** START Source records **
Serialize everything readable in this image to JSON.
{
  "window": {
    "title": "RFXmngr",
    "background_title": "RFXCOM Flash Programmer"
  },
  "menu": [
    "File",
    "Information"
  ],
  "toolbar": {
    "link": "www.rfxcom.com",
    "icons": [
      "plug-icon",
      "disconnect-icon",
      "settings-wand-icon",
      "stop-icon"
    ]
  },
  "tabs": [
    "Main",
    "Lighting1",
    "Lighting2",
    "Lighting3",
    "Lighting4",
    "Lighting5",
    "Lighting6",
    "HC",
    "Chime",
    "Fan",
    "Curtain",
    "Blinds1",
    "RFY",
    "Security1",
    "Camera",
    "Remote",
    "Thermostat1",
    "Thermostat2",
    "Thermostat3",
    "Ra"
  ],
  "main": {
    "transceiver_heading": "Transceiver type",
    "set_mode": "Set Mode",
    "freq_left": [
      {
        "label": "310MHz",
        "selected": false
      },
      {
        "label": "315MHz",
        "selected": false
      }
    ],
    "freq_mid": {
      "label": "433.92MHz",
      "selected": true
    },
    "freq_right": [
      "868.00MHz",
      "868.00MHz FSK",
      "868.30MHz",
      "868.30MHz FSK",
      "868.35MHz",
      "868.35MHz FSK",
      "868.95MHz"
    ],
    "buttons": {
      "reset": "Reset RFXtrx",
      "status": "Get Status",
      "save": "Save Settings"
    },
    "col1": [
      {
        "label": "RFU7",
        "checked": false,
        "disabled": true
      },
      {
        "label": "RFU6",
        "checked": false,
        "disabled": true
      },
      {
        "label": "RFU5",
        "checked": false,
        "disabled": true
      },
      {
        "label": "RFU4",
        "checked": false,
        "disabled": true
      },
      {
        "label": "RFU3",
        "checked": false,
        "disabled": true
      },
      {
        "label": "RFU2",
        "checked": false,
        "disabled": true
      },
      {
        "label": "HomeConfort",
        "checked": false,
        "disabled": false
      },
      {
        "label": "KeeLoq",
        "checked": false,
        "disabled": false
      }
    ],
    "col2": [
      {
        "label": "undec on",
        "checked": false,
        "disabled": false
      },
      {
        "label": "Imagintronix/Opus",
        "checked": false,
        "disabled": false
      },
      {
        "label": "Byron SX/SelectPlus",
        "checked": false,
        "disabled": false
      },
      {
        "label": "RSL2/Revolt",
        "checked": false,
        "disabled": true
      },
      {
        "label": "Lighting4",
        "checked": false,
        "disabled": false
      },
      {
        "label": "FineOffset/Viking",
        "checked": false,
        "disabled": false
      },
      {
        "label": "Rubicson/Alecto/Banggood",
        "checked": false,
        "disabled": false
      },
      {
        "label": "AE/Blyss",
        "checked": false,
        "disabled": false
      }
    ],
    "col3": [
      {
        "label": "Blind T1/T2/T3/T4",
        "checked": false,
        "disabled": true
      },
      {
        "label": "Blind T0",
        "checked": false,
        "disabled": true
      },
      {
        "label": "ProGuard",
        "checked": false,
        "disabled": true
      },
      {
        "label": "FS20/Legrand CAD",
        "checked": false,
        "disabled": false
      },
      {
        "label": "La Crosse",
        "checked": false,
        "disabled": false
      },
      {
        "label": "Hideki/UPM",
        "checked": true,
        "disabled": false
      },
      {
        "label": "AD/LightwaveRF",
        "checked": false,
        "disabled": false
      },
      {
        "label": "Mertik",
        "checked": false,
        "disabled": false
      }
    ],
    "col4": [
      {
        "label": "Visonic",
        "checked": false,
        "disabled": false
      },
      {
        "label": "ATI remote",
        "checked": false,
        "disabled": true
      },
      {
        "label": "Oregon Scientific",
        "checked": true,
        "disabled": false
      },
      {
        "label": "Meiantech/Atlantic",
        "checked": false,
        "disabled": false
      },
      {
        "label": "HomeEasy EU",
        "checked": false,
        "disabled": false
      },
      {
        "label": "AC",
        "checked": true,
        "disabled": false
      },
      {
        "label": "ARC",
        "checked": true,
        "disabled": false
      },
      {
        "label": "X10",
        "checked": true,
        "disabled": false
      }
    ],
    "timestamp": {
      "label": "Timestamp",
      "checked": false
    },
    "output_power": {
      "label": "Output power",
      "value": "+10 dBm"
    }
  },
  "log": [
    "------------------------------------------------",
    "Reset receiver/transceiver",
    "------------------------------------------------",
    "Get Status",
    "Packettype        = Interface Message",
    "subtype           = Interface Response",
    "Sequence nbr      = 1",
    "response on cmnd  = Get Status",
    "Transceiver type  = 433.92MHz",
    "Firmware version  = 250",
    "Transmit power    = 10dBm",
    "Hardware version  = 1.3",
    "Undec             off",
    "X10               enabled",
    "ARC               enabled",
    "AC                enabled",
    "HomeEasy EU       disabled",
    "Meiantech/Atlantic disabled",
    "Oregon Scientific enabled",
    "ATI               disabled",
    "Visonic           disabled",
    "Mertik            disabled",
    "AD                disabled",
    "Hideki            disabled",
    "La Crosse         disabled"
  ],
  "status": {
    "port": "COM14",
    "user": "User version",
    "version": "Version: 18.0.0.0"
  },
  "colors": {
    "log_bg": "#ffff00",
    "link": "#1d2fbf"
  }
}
** END Source records **
**What the exercise asks**
Pull every line containing "version" from the data.

**Task output**
    "Firmware version  = 250",
    "Hardware version  = 1.3",
    "user": "User version",
    "version": "Version: 18.0.0.0"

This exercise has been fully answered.